__Request__. Transcribe every line of the records verbatim.

** START **

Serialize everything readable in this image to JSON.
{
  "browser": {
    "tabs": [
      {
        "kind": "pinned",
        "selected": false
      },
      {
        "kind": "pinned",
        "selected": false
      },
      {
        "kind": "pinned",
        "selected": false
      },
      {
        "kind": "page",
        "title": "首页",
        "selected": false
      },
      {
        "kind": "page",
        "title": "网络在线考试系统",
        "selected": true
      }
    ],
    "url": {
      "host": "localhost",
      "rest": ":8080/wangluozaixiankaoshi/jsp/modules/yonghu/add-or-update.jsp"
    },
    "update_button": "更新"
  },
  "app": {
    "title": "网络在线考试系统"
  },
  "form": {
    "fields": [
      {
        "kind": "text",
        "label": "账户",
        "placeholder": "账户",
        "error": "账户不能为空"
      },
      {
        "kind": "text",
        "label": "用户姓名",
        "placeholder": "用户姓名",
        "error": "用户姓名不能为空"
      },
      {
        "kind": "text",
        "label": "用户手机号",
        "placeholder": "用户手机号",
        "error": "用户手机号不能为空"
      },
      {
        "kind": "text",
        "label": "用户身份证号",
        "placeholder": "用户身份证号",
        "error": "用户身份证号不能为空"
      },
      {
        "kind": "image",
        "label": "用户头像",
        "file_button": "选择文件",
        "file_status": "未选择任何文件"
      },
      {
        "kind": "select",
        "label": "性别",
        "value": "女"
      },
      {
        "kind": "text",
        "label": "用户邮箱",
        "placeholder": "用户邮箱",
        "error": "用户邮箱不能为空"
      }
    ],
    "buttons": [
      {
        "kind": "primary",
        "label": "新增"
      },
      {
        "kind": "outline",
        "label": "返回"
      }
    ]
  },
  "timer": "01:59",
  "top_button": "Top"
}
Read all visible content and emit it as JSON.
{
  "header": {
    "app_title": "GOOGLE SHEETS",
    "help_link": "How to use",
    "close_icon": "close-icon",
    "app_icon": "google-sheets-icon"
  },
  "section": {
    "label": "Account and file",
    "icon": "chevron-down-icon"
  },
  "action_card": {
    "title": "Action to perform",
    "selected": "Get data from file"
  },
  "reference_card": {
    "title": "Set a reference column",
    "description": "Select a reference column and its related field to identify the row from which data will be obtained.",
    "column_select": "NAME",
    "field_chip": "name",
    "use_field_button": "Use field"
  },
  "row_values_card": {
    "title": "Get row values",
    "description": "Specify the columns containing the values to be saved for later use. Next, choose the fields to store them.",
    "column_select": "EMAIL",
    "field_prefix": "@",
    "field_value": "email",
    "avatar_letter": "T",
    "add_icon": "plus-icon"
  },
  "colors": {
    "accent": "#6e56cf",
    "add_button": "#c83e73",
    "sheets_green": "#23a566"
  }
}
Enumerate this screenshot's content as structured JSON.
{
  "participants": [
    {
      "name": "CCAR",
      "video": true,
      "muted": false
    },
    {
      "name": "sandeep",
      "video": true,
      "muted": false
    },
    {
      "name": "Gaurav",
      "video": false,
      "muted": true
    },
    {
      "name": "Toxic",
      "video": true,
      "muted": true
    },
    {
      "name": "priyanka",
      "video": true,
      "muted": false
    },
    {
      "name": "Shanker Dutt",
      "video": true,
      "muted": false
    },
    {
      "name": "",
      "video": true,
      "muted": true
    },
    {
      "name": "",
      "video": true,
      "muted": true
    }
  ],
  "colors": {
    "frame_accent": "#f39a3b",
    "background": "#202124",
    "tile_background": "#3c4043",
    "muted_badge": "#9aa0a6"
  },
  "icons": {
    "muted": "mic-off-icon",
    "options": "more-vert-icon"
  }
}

** END **

__Result for this exercise__.
Serialize everything readable in this image to JSON.
{
  "browser": {
    "tabs": [
      {
        "kind": "pinned",
        "selected": false
      },
      {
        "kind": "pinned",
        "selected": false
      },
      {
        "kind": "pinned",
        "selected": false
      },
      {
        "kind": "page",
        "title": "首页",
        "selected": false
      },
      {
        "kind": "page",
        "title": "网络在线考试系统",
        "selected": true
      }
    ],
    "url": {
      "host": "localhost",
      "rest": ":8080/wangluozaixiankaoshi/jsp/modules/yonghu/add-or-update.jsp"
    },
    "update_button": "更新"
  },
  "app": {
    "title": "网络在线考试系统"
  },
  "form": {
    "fields": [
      {
        "kind": "text",
        "label": "账户",
        "placeholder": "账户",
        "error": "账户不能为空"
      },
      {
        "kind": "text",
        "label": "用户姓名",
        "placeholder": "用户姓名",
        "error": "用户姓名不能为空"
      },
      {
        "kind": "text",
        "label": "用户手机号",
        "placeholder": "用户手机号",
        "error": "用户手机号不能为空"
      },
      {
        "kind": "text",
        "label": "用户身份证号",
        "placeholder": "用户身份证号",
        "error": "用户身份证号不能为空"
      },
      {
        "kind": "image",
        "label": "用户头像",
        "file_button": "选择文件",
        "file_status": "未选择任何文件"
      },
      {
        "kind": "select",
        "label": "性别",
        "value": "女"
      },
      {
        "kind": "text",
        "label": "用户邮箱",
        "placeholder": "用户邮箱",
        "error": "用户邮箱不能为空"
      }
    ],
    "buttons": [
      {
        "kind": "primary",
        "label": "新增"
      },
      {
        "kind": "outline",
        "label": "返回"
      }
    ]
  },
  "timer": "01:59",
  "top_button": "Top"
}
Read all visible content and emit it as JSON.
{
  "header": {
    "app_title": "GOOGLE SHEETS",
    "help_link": "How to use",
    "close_icon": "close-icon",
    "app_icon": "google-sheets-icon"
  },
  "section": {
    "label": "Account and file",
    "icon": "chevron-down-icon"
  },
  "action_card": {
    "title": "Action to perform",
    "selected": "Get data from file"
  },
  "reference_card": {
    "title": "Set a reference column",
    "description": "Select a reference column and its related field to identify the row from which data will be obtained.",
    "column_select": "NAME",
    "field_chip": "name",
    "use_field_button": "Use field"
  },
  "row_values_card": {
    "title": "Get row values",
    "description": "Specify the columns containing the values to be saved for later use. Next, choose the fields to store them.",
    "column_select": "EMAIL",
    "field_prefix": "@",
    "field_value": "email",
    "avatar_letter": "T",
    "add_icon": "plus-icon"
  },
  "colors": {
    "accent": "#6e56cf",
    "add_button": "#c83e73",
    "sheets_green": "#23a566"
  }
}
Enumerate this screenshot's content as structured JSON.
{
  "participants": [
    {
      "name": "CCAR",
      "video": true,
      "muted": false
    },
    {
      "name": "sandeep",
      "video": true,
      "muted": false
    },
    {
      "name": "Gaurav",
      "video": false,
      "muted": true
    },
    {
      "name": "Toxic",
      "video": true,
      "muted": true
    },
    {
      "name": "priyanka",
      "video": true,
      "muted": false
    },
    {
      "name": "Shanker Dutt",
      "video": true,
      "muted": false
    },
    {
      "name": "",
      "video": true,
      "muted": true
    },
    {
      "name": "",
      "video": true,
      "muted": true
    }
  ],
  "colors": {
    "frame_accent": "#f39a3b",
    "background": "#202124",
    "tile_background": "#3c4043",
    "muted_badge": "#9aa0a6"
  },
  "icons": {
    "muted": "mic-off-icon",
    "options": "more-vert-icon"
  }
}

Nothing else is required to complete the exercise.